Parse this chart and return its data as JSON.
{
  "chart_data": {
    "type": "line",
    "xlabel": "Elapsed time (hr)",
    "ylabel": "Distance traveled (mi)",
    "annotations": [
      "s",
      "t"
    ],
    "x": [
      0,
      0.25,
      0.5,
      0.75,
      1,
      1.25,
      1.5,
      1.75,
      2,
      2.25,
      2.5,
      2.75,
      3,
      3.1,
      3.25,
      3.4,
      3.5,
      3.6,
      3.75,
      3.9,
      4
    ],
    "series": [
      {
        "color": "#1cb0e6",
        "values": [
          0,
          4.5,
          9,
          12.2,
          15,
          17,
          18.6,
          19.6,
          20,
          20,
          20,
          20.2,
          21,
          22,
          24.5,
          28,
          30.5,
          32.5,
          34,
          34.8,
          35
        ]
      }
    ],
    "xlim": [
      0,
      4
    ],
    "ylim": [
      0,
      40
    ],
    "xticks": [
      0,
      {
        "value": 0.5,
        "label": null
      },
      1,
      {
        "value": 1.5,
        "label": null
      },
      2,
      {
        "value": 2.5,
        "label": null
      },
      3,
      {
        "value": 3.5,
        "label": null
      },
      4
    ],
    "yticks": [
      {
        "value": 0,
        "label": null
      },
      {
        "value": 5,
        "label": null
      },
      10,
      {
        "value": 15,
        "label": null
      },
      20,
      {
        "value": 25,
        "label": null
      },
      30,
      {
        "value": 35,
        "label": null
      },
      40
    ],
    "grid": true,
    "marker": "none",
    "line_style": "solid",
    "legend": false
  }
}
=-=-=-=-=
(Task to carry out):
Type out the full listing again, exactly as given.

(Exercise answer):
Parse this chart and return its data as JSON.
{
  "chart_data": {
    "type": "line",
    "xlabel": "Elapsed time (hr)",
    "ylabel": "Distance traveled (mi)",
    "annotations": [
      "s",
      "t"
    ],
    "x": [
      0,
      0.25,
      0.5,
      0.75,
      1,
      1.25,
      1.5,
      1.75,
      2,
      2.25,
      2.5,
      2.75,
      3,
      3.1,
      3.25,
      3.4,
      3.5,
      3.6,
      3.75,
      3.9,
      4
    ],
    "series": [
      {
        "color": "#1cb0e6",
        "values": [
          0,
          4.5,
          9,
          12.2,
          15,
          17,
          18.6,
          19.6,
          20,
          20,
          20,
          20.2,
          21,
          22,
          24.5,
          28,
          30.5,
          32.5,
          34,
          34.8,
          35
        ]
      }
    ],
    "xlim": [
      0,
      4
    ],
    "ylim": [
      0,
      40
    ],
    "xticks": [
      0,
      {
        "value": 0.5,
        "label": null
      },
      1,
      {
        "value": 1.5,
        "label": null
      },
      2,
      {
        "value": 2.5,
        "label": null
      },
      3,
      {
        "value": 3.5,
        "label": null
      },
      4
    ],
    "yticks": [
      {
        "value": 0,
        "label": null
      },
      {
        "value": 5,
        "label": null
      },
      10,
      {
        "value": 15,
        "label": null
      },
      20,
      {
        "value": 25,
        "label": null
      },
      30,
      {
        "value": 35,
        "label": null
      },
      40
    ],
    "grid": true,
    "marker": "none",
    "line_style": "solid",
    "legend": false
  }
}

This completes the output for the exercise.